**WRITTEN EXERCISE**:
In the listing below, locate the lines bearing the word "Faturamento". Copy every one of them.

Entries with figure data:

::::::

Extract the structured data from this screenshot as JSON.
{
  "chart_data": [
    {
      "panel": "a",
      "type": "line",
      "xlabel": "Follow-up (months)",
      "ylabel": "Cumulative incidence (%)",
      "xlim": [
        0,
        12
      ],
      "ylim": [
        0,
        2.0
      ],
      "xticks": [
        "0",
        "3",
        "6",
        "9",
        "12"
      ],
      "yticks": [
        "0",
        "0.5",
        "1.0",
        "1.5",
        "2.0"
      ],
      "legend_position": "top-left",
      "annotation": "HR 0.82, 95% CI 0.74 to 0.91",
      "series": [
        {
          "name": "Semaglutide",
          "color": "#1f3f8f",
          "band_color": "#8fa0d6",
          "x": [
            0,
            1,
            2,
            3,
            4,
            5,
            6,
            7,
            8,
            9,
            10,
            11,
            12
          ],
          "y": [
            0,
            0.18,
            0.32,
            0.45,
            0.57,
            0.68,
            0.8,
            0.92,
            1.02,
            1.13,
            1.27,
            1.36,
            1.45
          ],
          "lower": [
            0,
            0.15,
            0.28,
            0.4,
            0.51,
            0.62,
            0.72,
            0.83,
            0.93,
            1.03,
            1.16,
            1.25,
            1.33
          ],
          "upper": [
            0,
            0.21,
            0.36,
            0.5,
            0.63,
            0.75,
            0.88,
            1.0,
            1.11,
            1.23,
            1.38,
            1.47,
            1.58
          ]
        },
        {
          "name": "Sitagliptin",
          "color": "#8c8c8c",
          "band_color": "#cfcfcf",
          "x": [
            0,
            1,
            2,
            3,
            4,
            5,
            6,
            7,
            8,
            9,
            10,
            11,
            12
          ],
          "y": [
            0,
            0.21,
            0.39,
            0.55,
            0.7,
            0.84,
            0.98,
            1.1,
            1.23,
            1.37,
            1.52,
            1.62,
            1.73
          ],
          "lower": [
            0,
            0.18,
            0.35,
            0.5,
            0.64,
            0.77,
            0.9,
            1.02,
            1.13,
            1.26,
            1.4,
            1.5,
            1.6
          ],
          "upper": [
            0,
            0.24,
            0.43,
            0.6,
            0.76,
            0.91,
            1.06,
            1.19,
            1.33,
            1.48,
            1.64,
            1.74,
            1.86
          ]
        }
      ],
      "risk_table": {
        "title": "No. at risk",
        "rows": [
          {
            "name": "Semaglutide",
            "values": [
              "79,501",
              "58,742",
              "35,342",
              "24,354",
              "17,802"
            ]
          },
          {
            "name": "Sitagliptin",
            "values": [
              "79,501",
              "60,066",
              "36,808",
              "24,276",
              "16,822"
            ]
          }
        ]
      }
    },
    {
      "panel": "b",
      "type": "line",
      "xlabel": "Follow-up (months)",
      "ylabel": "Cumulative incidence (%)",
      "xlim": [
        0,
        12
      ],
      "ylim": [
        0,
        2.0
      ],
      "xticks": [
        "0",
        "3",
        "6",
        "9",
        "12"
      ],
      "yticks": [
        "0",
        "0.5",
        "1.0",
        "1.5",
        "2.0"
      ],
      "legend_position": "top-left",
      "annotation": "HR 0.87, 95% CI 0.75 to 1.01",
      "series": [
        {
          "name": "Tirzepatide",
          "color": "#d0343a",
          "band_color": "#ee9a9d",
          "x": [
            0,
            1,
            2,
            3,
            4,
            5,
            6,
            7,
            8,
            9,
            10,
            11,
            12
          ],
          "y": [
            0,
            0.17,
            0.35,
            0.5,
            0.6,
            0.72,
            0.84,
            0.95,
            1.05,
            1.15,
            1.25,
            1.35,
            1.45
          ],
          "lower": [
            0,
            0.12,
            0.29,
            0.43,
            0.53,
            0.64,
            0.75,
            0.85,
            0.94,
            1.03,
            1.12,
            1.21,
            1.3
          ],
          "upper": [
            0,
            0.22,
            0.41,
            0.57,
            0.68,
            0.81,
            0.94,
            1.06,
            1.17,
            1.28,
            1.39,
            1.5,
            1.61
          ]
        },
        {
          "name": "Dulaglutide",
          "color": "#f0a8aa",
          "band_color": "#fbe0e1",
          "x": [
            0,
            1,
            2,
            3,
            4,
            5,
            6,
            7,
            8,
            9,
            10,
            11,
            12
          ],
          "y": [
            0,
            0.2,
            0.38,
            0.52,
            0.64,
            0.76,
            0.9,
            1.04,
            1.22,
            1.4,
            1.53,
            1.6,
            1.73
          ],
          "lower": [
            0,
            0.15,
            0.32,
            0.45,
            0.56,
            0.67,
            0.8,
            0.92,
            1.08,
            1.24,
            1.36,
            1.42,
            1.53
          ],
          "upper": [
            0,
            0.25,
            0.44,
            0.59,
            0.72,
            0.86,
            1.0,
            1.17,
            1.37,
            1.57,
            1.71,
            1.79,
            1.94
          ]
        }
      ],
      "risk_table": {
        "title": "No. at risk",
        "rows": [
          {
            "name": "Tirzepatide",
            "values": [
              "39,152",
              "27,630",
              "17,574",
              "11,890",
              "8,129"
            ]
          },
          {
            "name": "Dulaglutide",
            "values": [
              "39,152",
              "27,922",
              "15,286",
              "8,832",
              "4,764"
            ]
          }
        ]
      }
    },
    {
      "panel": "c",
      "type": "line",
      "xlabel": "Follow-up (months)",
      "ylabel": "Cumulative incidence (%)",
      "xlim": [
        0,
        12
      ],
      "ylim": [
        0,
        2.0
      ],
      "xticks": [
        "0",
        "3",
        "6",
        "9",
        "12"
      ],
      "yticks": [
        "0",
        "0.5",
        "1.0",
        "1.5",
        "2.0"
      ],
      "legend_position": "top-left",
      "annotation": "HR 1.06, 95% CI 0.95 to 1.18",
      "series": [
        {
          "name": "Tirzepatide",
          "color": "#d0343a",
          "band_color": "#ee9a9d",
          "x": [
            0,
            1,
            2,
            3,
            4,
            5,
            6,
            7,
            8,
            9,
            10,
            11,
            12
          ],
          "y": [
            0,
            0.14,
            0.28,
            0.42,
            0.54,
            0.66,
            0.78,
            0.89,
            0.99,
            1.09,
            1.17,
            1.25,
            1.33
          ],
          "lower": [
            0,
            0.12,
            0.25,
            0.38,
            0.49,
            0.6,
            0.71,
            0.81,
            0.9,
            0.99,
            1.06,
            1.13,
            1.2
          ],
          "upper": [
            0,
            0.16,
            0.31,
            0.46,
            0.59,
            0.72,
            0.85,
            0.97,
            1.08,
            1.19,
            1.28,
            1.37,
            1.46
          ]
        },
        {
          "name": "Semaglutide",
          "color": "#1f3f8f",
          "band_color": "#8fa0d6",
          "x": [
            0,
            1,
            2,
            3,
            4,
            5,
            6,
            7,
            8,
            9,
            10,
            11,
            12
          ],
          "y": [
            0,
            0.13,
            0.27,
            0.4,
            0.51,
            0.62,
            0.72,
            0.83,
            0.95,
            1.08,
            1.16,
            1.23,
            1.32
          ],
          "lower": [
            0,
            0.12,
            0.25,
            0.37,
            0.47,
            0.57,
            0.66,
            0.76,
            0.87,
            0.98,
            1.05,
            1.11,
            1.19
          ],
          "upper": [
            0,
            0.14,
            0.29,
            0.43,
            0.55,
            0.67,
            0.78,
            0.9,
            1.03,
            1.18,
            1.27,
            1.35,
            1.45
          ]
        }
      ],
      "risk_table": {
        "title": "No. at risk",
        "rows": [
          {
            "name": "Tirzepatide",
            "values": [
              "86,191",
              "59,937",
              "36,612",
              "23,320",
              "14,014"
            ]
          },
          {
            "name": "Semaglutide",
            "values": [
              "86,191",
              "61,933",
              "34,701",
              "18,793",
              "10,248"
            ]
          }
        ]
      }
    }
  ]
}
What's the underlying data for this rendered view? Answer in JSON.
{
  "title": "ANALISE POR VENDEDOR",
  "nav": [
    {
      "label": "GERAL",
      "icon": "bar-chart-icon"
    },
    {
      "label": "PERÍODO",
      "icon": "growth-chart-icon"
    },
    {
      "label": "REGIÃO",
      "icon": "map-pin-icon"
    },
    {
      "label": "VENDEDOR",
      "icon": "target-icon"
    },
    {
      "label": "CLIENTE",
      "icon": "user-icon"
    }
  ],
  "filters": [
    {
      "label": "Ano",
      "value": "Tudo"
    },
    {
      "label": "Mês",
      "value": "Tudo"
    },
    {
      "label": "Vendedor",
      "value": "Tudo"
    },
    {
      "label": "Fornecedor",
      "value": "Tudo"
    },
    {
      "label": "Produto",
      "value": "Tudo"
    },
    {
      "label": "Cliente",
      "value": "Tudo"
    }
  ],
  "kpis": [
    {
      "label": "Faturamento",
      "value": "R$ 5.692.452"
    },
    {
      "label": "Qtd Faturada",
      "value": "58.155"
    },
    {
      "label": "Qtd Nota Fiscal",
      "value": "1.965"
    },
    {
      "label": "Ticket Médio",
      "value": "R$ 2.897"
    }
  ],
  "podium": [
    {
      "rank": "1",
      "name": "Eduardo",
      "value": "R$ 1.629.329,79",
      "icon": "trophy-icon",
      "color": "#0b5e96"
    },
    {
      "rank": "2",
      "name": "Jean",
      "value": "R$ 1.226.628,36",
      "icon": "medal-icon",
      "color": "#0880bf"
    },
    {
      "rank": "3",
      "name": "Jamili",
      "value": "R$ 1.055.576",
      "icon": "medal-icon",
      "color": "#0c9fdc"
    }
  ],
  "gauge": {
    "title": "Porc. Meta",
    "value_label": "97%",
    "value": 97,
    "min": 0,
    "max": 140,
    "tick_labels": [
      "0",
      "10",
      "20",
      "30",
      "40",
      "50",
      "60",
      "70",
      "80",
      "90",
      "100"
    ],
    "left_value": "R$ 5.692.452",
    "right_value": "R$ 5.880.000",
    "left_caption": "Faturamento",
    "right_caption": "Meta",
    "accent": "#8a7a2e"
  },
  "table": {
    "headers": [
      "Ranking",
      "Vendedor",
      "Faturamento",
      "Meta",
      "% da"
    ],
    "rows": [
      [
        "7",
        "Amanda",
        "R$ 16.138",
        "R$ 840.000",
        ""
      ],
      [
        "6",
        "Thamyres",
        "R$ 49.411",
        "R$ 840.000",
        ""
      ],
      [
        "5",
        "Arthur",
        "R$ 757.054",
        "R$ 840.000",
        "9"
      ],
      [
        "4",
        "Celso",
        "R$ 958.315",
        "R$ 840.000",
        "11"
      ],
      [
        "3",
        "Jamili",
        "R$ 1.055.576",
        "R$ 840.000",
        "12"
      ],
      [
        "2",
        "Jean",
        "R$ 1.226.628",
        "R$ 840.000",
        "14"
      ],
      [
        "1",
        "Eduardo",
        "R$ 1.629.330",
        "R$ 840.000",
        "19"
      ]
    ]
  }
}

::::::

**SOLUTION TO THIS TASK**:
      "label": "Faturamento",
    "left_caption": "Faturamento",
      "Faturamento",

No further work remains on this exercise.